TO DO: Set down each line of the material that follows, exactly, with no pictures.

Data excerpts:
********************

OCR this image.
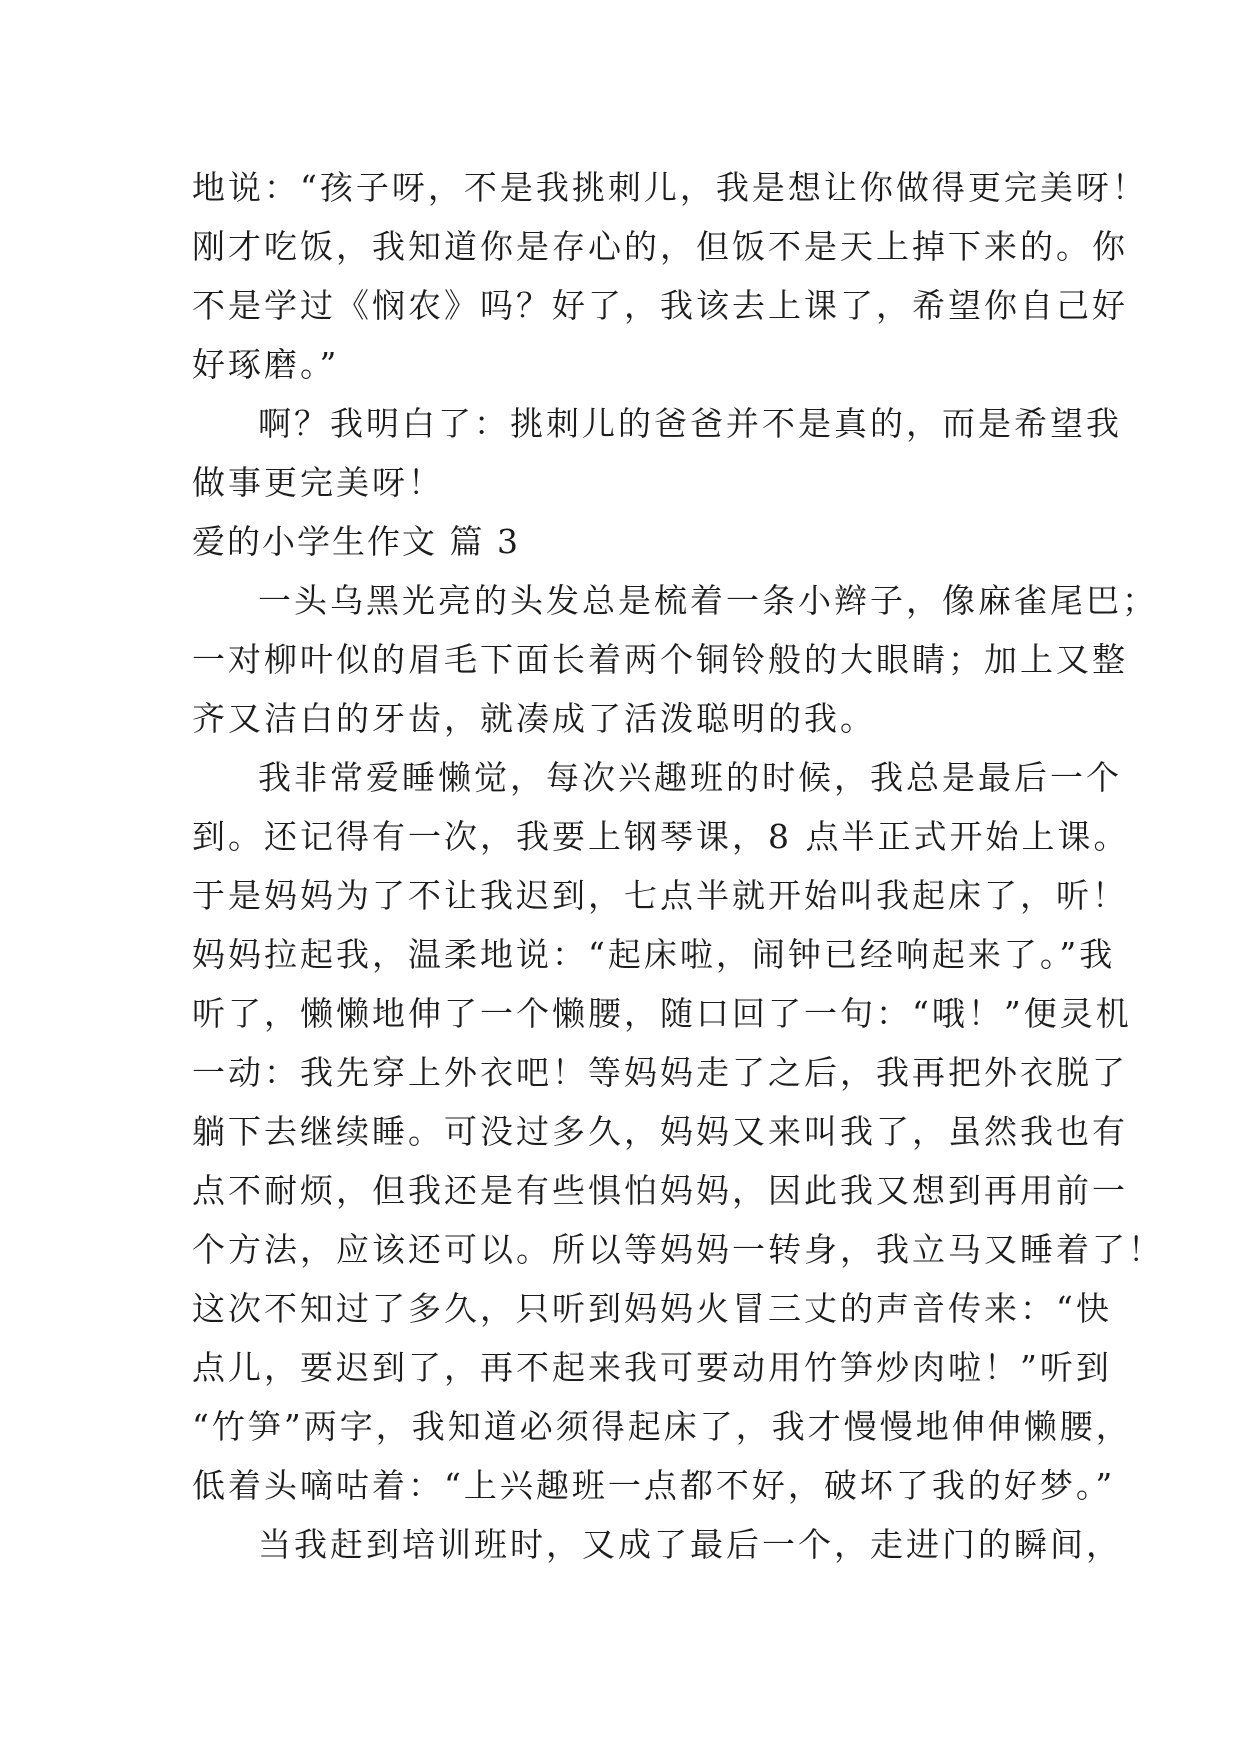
地说：“孩子呀，不是我挑刺儿，我是想让你做得更完美呀！
刚才吃饭，我知道你是存心的，但饭不是天上掉下来的。你
不是学过《悯农》吗？好了，我该去上课了，希望你自己好
好琢磨。”
啊？我明白了：挑刺儿的爸爸并不是真的，而是希望我
做事更完美呀！
爱的小学生作文 篇 3
一头乌黑光亮的头发总是梳着一条小辫子，像麻雀尾巴；
一对柳叶似的眉毛下面长着两个铜铃般的大眼睛；加上又整
齐又洁白的牙齿，就凑成了活泼聪明的我。
我非常爱睡懒觉，每次兴趣班的时候，我总是最后一个
到。还记得有一次，我要上钢琴课，8 点半正式开始上课。
于是妈妈为了不让我迟到，七点半就开始叫我起床了，听！
妈妈拉起我，温柔地说：“起床啦，闹钟已经响起来了。”我
听了，懒懒地伸了一个懒腰，随口回了一句：“哦！”便灵机
一动：我先穿上外衣吧！等妈妈走了之后，我再把外衣脱了
躺下去继续睡。可没过多久，妈妈又来叫我了，虽然我也有
点不耐烦，但我还是有些惧怕妈妈，因此我又想到再用前一
个方法，应该还可以。所以等妈妈一转身，我立马又睡着了！
这次不知过了多久，只听到妈妈火冒三丈的声音传来：“快
点儿，要迟到了，再不起来我可要动用竹笋炒肉啦！”听到
“竹笋”两字，我知道必须得起床了，我才慢慢地伸伸懒腰，
低着头嘀咕着：“上兴趣班一点都不好，破坏了我的好梦。”
当我赶到培训班时，又成了最后一个，走进门的瞬间，
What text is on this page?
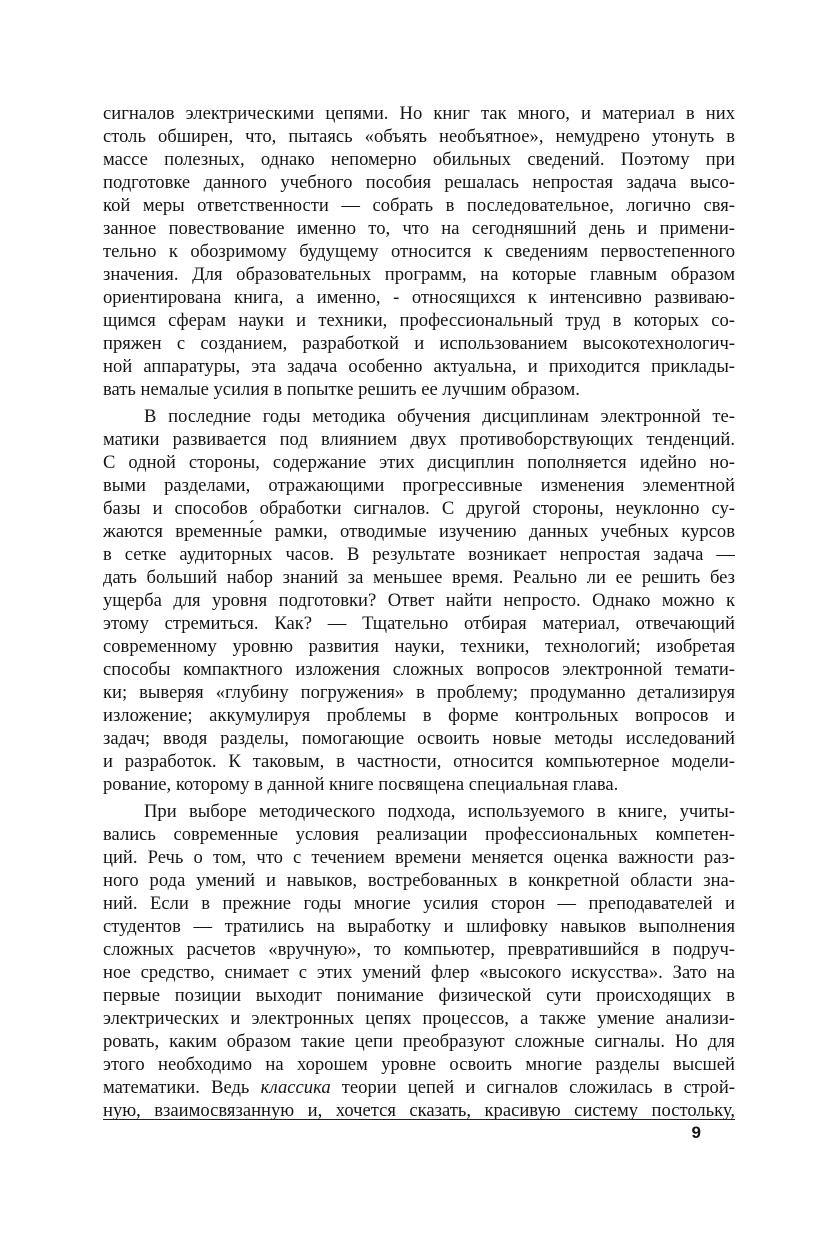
сигналов электрическими цепями. Но книг так много, и материал в них
столь обширен, что, пытаясь «объять необъятное», немудрено утонуть в
массе полезных, однако непомерно обильных сведений. Поэтому при
подготовке данного учебного пособия решалась непростая задача высо-
кой меры ответственности — собрать в последовательное, логично свя-
занное повествование именно то, что на сегодняшний день и примени-
тельно к обозримому будущему относится к сведениям первостепенного
значения. Для образовательных программ, на которые главным образом
ориентирована книга, а именно, - относящихся к интенсивно развиваю-
щимся сферам науки и техники, профессиональный труд в которых со-
пряжен с созданием, разработкой и использованием высокотехнологич-
ной аппаратуры, эта задача особенно актуальна, и приходится приклады-
вать немалые усилия в попытке решить ее лучшим образом.
В последние годы методика обучения дисциплинам электронной те-
матики развивается под влиянием двух противоборствующих тенденций.
С одной стороны, содержание этих дисциплин пополняется идейно но-
выми разделами, отражающими прогрессивные изменения элементной
базы и способов обработки сигналов. С другой стороны, неуклонно су-
жаются временны́е рамки, отводимые изучению данных учебных курсов
в сетке аудиторных часов. В результате возникает непростая задача —
дать больший набор знаний за меньшее время. Реально ли ее решить без
ущерба для уровня подготовки? Ответ найти непросто. Однако можно к
этому стремиться. Как? — Тщательно отбирая материал, отвечающий
современному уровню развития науки, техники, технологий; изобретая
способы компактного изложения сложных вопросов электронной темати-
ки; выверяя «глубину погружения» в проблему; продуманно детализируя
изложение; аккумулируя проблемы в форме контрольных вопросов и
задач; вводя разделы, помогающие освоить новые методы исследований
и разработок. К таковым, в частности, относится компьютерное модели-
рование, которому в данной книге посвящена специальная глава.
При выборе методического подхода, используемого в книге, учиты-
вались современные условия реализации профессиональных компетен-
ций. Речь о том, что с течением времени меняется оценка важности раз-
ного рода умений и навыков, востребованных в конкретной области зна-
ний. Если в прежние годы многие усилия сторон — преподавателей и
студентов — тратились на выработку и шлифовку навыков выполнения
сложных расчетов «вручную», то компьютер, превратившийся в подруч-
ное средство, снимает с этих умений флер «высокого искусства». Зато на
первые позиции выходит понимание физической сути происходящих в
электрических и электронных цепях процессов, а также умение анализи-
ровать, каким образом такие цепи преобразуют сложные сигналы. Но для
этого необходимо на хорошем уровне освоить многие разделы высшей
математики. Ведь классика теории цепей и сигналов сложилась в строй-
ную, взаимосвязанную и, хочется сказать, красивую систему постольку,
9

********************

TASK RESPONSE:
OCR this image.
地说：“孩子呀，不是我挑刺儿，我是想让你做得更完美呀！
刚才吃饭，我知道你是存心的，但饭不是天上掉下来的。你
不是学过《悯农》吗？好了，我该去上课了，希望你自己好
好琢磨。”
啊？我明白了：挑刺儿的爸爸并不是真的，而是希望我
做事更完美呀！
爱的小学生作文 篇 3
一头乌黑光亮的头发总是梳着一条小辫子，像麻雀尾巴；
一对柳叶似的眉毛下面长着两个铜铃般的大眼睛；加上又整
齐又洁白的牙齿，就凑成了活泼聪明的我。
我非常爱睡懒觉，每次兴趣班的时候，我总是最后一个
到。还记得有一次，我要上钢琴课，8 点半正式开始上课。
于是妈妈为了不让我迟到，七点半就开始叫我起床了，听！
妈妈拉起我，温柔地说：“起床啦，闹钟已经响起来了。”我
听了，懒懒地伸了一个懒腰，随口回了一句：“哦！”便灵机
一动：我先穿上外衣吧！等妈妈走了之后，我再把外衣脱了
躺下去继续睡。可没过多久，妈妈又来叫我了，虽然我也有
点不耐烦，但我还是有些惧怕妈妈，因此我又想到再用前一
个方法，应该还可以。所以等妈妈一转身，我立马又睡着了！
这次不知过了多久，只听到妈妈火冒三丈的声音传来：“快
点儿，要迟到了，再不起来我可要动用竹笋炒肉啦！”听到
“竹笋”两字，我知道必须得起床了，我才慢慢地伸伸懒腰，
低着头嘀咕着：“上兴趣班一点都不好，破坏了我的好梦。”
当我赶到培训班时，又成了最后一个，走进门的瞬间，
What text is on this page?
сигналов электрическими цепями. Но книг так много, и материал в них
столь обширен, что, пытаясь «объять необъятное», немудрено утонуть в
массе полезных, однако непомерно обильных сведений. Поэтому при
подготовке данного учебного пособия решалась непростая задача высо-
кой меры ответственности — собрать в последовательное, логично свя-
занное повествование именно то, что на сегодняшний день и примени-
тельно к обозримому будущему относится к сведениям первостепенного
значения. Для образовательных программ, на которые главным образом
ориентирована книга, а именно, - относящихся к интенсивно развиваю-
щимся сферам науки и техники, профессиональный труд в которых со-
пряжен с созданием, разработкой и использованием высокотехнологич-
ной аппаратуры, эта задача особенно актуальна, и приходится приклады-
вать немалые усилия в попытке решить ее лучшим образом.
В последние годы методика обучения дисциплинам электронной те-
матики развивается под влиянием двух противоборствующих тенденций.
С одной стороны, содержание этих дисциплин пополняется идейно но-
выми разделами, отражающими прогрессивные изменения элементной
базы и способов обработки сигналов. С другой стороны, неуклонно су-
жаются временны́е рамки, отводимые изучению данных учебных курсов
в сетке аудиторных часов. В результате возникает непростая задача —
дать больший набор знаний за меньшее время. Реально ли ее решить без
ущерба для уровня подготовки? Ответ найти непросто. Однако можно к
этому стремиться. Как? — Тщательно отбирая материал, отвечающий
современному уровню развития науки, техники, технологий; изобретая
способы компактного изложения сложных вопросов электронной темати-
ки; выверяя «глубину погружения» в проблему; продуманно детализируя
изложение; аккумулируя проблемы в форме контрольных вопросов и
задач; вводя разделы, помогающие освоить новые методы исследований
и разработок. К таковым, в частности, относится компьютерное модели-
рование, которому в данной книге посвящена специальная глава.
При выборе методического подхода, используемого в книге, учиты-
вались современные условия реализации профессиональных компетен-
ций. Речь о том, что с течением времени меняется оценка важности раз-
ного рода умений и навыков, востребованных в конкретной области зна-
ний. Если в прежние годы многие усилия сторон — преподавателей и
студентов — тратились на выработку и шлифовку навыков выполнения
сложных расчетов «вручную», то компьютер, превратившийся в подруч-
ное средство, снимает с этих умений флер «высокого искусства». Зато на
первые позиции выходит понимание физической сути происходящих в
электрических и электронных цепях процессов, а также умение анализи-
ровать, каким образом такие цепи преобразуют сложные сигналы. Но для
этого необходимо на хорошем уровне освоить многие разделы высшей
математики. Ведь классика теории цепей и сигналов сложилась в строй-
ную, взаимосвязанную и, хочется сказать, красивую систему постольку,
9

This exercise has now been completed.